This book explains our right to freedom of expression, its limits, and how Canadian courts draw the line.
Freedom of expression is a fundamental right protected by the Charter of Rights and Freedoms, which is part of the Constitution of Canada and, as such, the highest law of the land. But it has limits. Peacefully picketing an abortion clinic, so long as patients can come and go, is a protected right, but shouting "Fire!" in a crowded theatre to cause a stampede is a criminal offence.
Tied in with issues of free speech are questions such as whether justice delayed is justice denied. If it takes years to bring a matter to court — and especially to the Supreme Court of Canada — how can it be said that there has been a fair consideration of the issues to be decided? As well, must all important constitutional questions, such as freedom of expression, be decided by the courts? Or, is there another way to resolve such issues?
How courts reach decisions in such cases is discussed in Freedom of Expression, an objective introduction for all readers to better understand how law and professional ethics impact those of us who would speak publicly as to issues of concern.
Daniel J. Baum is the author of twenty books, most of which deal with important public policy issues. He draws on his experience as a professor of law for more than thirty years. Baum is the author of the Understanding Canadian Law series and the Building Your Future series for young people. He lives in Toronto.

**PROMPT:** Copy the stretch of the freedom of expression text from "Freedom of expression is" through "a criminal offence." word for word. None of the items have anything to do with this text.

**RECORD SET:**
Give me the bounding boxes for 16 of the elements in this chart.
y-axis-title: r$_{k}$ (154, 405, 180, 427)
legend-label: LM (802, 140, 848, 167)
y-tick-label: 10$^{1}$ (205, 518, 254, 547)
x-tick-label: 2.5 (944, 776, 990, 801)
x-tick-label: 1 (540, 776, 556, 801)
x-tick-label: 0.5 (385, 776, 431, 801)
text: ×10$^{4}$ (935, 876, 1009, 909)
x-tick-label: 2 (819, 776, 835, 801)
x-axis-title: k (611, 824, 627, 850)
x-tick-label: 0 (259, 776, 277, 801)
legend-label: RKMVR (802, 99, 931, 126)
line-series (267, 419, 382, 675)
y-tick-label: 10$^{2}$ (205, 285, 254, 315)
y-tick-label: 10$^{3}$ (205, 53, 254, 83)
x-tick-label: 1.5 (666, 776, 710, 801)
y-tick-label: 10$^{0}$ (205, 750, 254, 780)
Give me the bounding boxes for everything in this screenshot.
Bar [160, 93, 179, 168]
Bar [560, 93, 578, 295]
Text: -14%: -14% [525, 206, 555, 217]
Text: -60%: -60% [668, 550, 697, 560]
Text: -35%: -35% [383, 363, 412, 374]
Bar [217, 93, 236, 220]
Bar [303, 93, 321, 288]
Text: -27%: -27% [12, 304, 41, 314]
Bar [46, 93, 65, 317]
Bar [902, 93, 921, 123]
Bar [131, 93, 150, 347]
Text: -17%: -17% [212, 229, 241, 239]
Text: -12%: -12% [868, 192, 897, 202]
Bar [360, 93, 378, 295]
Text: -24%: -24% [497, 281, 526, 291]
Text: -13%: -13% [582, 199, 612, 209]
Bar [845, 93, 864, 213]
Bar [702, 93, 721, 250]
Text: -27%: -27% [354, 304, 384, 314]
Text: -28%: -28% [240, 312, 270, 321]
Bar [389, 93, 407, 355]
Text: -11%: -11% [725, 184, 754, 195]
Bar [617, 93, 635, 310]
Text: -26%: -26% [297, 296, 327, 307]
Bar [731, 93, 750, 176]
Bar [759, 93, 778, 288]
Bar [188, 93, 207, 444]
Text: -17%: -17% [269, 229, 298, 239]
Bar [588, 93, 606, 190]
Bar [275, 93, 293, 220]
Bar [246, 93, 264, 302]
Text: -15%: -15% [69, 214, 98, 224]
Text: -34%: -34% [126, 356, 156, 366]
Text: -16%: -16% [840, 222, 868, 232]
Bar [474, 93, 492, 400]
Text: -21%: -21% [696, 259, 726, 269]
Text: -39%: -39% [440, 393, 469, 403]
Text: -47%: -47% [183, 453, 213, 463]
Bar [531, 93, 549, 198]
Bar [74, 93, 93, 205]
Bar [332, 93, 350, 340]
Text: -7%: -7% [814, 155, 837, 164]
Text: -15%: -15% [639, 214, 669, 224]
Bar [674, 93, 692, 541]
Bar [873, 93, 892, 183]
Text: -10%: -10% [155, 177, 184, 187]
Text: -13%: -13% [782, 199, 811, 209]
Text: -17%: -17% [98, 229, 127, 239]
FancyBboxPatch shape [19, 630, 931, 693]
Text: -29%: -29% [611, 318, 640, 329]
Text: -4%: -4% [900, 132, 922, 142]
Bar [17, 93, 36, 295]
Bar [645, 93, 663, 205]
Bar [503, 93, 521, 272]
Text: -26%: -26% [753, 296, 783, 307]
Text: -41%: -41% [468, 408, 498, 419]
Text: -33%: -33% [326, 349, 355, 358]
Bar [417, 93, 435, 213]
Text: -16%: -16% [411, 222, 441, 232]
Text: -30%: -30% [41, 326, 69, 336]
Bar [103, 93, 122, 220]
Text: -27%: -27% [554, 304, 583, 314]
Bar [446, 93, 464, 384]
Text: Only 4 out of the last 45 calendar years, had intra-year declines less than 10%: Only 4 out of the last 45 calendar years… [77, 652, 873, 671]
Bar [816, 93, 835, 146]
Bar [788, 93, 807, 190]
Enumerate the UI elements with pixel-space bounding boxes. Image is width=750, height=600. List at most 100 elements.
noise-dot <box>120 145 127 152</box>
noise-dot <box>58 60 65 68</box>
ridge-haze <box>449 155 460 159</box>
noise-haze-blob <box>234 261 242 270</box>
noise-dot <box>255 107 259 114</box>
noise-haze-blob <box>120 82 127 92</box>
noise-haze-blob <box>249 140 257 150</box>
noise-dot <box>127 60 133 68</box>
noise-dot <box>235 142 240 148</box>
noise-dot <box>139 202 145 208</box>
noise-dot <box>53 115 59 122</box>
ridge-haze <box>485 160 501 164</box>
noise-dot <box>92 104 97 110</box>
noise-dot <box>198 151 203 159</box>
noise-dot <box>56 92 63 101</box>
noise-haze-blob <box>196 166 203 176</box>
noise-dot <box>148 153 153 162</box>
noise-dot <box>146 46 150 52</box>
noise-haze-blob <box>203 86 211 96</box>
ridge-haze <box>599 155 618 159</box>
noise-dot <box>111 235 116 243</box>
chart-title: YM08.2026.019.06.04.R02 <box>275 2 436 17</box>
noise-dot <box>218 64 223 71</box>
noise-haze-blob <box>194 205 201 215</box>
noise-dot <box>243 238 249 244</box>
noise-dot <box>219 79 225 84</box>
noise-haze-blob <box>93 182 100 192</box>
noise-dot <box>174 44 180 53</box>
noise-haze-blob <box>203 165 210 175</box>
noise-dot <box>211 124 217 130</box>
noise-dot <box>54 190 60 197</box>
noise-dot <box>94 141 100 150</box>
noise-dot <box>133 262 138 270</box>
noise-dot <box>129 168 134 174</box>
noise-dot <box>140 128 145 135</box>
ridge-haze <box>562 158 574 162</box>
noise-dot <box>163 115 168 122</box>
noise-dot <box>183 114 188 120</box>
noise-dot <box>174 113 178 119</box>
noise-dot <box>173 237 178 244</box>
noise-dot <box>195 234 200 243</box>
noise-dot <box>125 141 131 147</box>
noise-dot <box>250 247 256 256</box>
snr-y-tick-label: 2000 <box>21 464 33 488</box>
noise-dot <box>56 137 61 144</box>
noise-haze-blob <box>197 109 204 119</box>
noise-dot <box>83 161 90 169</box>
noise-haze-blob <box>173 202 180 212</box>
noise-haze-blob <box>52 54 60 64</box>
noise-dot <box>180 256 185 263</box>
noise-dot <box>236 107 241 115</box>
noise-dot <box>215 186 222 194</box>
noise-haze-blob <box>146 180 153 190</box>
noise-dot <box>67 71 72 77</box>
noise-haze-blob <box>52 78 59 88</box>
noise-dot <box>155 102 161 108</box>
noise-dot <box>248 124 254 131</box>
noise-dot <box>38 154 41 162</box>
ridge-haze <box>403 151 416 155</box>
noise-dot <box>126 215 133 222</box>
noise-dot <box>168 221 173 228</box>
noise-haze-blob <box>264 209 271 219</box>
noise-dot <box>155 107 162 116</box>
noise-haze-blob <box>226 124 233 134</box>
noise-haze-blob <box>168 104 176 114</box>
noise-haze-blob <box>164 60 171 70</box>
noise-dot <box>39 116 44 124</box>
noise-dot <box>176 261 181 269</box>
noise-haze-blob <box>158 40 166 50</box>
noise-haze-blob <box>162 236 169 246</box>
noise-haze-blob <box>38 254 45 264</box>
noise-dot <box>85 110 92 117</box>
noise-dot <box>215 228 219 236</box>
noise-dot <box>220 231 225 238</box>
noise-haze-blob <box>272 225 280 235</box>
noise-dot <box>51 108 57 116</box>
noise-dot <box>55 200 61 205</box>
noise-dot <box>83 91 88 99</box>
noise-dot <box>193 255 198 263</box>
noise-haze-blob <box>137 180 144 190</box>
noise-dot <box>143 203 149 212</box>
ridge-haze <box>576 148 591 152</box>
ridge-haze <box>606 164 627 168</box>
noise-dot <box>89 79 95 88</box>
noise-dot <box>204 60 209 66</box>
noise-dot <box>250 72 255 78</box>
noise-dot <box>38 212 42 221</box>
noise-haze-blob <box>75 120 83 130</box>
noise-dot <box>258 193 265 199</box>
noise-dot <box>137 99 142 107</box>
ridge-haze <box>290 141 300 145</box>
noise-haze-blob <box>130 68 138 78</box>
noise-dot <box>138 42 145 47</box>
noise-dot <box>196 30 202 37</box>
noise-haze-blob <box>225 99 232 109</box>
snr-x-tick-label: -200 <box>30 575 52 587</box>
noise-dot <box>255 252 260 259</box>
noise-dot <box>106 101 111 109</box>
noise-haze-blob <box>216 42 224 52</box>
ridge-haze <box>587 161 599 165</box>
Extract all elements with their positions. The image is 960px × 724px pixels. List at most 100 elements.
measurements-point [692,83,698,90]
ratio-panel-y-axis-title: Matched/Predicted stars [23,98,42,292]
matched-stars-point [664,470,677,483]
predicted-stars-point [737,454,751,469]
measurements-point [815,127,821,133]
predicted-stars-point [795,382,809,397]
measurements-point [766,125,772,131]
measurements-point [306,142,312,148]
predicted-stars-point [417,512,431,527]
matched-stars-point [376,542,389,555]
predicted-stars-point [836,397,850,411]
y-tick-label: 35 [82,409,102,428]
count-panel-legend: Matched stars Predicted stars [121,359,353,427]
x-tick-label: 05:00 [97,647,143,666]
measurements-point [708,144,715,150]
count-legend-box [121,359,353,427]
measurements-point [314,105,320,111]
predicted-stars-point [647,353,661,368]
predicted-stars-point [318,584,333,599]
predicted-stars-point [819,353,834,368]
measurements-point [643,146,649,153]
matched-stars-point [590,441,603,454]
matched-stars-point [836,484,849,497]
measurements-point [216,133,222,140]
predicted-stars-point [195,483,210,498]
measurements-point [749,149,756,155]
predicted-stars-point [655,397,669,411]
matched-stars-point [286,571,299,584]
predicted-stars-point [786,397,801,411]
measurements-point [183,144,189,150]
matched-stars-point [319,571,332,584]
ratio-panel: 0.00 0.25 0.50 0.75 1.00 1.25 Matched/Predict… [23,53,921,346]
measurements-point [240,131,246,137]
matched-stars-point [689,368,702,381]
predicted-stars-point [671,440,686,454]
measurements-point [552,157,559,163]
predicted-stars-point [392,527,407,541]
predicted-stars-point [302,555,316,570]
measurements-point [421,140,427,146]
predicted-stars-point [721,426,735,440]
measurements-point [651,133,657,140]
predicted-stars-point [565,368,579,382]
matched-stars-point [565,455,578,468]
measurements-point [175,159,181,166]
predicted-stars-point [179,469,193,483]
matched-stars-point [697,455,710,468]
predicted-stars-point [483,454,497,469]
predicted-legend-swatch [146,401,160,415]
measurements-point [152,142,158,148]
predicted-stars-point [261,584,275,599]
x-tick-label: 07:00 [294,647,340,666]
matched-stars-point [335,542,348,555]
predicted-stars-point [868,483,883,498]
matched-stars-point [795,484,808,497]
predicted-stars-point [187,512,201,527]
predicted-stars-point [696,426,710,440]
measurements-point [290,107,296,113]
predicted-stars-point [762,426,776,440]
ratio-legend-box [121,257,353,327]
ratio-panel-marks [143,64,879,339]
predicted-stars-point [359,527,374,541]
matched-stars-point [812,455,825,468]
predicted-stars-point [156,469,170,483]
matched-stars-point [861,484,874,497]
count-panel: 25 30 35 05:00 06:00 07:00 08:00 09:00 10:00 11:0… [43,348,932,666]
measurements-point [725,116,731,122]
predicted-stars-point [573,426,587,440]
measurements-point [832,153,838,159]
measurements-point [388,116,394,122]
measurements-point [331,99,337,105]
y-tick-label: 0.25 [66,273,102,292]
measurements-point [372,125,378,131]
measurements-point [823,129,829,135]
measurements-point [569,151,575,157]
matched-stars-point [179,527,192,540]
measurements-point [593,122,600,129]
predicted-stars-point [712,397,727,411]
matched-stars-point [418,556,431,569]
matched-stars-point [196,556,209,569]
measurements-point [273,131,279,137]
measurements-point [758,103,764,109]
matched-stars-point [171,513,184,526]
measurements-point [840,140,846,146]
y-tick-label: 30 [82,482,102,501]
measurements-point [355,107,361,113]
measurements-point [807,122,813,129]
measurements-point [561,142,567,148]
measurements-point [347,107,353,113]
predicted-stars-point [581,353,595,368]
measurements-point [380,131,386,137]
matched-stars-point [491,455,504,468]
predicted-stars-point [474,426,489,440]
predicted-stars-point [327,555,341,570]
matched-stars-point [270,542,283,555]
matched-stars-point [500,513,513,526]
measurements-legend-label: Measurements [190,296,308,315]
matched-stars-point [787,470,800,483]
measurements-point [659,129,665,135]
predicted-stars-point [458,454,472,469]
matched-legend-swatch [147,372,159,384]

**REPLY:**
Freedom of expression is a fundamental right protected by the Charter of Rights and Freedoms, which is part of the Constitution of Canada and, as such, the highest law of the land. But it has limits. Peacefully picketing an abortion clinic, so long as patients can come and go, is a protected right, but shouting "Fire!" in a crowded theatre to cause a stampede is a criminal offence.